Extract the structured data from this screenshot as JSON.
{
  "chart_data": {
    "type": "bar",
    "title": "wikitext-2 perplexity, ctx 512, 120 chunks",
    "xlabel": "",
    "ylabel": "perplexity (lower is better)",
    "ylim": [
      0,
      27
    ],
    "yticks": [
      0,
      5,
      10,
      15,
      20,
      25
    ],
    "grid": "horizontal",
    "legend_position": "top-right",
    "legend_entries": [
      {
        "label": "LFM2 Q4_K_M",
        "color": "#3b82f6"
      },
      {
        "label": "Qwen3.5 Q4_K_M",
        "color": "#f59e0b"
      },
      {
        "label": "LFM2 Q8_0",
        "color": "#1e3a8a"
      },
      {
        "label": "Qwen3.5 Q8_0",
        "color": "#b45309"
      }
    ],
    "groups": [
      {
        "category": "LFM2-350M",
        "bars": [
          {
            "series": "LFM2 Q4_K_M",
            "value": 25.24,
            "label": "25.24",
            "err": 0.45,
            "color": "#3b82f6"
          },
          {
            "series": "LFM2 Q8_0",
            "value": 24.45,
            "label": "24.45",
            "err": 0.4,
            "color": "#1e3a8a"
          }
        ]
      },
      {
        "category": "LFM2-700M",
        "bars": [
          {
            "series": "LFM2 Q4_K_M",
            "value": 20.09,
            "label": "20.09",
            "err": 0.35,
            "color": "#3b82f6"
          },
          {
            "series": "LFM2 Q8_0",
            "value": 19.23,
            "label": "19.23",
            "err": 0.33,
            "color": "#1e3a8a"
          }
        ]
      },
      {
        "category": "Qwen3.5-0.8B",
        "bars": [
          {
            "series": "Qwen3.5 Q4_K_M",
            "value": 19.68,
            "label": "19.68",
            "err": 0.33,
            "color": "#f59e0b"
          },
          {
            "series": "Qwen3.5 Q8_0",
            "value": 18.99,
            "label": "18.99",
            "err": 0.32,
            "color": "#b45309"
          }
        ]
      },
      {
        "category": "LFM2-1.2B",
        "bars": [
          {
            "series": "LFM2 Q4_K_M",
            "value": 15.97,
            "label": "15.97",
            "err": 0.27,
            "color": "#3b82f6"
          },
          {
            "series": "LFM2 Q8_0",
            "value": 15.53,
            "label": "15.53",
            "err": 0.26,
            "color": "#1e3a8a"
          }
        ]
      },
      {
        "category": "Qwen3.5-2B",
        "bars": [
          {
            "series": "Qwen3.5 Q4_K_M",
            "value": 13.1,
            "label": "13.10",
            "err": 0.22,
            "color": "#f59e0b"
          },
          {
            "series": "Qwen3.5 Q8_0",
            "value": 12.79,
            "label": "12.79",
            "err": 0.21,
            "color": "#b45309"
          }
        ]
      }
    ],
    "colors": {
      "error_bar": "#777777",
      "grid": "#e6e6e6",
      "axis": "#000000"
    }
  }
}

════════

● Directive: Copy all lines in the listing above where the string "value" appears.

● Response to this exercise:
            "value": 25.24,
            "value": 24.45,
            "value": 20.09,
            "value": 19.23,
            "value": 19.68,
            "value": 18.99,
            "value": 15.97,
            "value": 15.53,
            "value": 13.1,
            "value": 12.79,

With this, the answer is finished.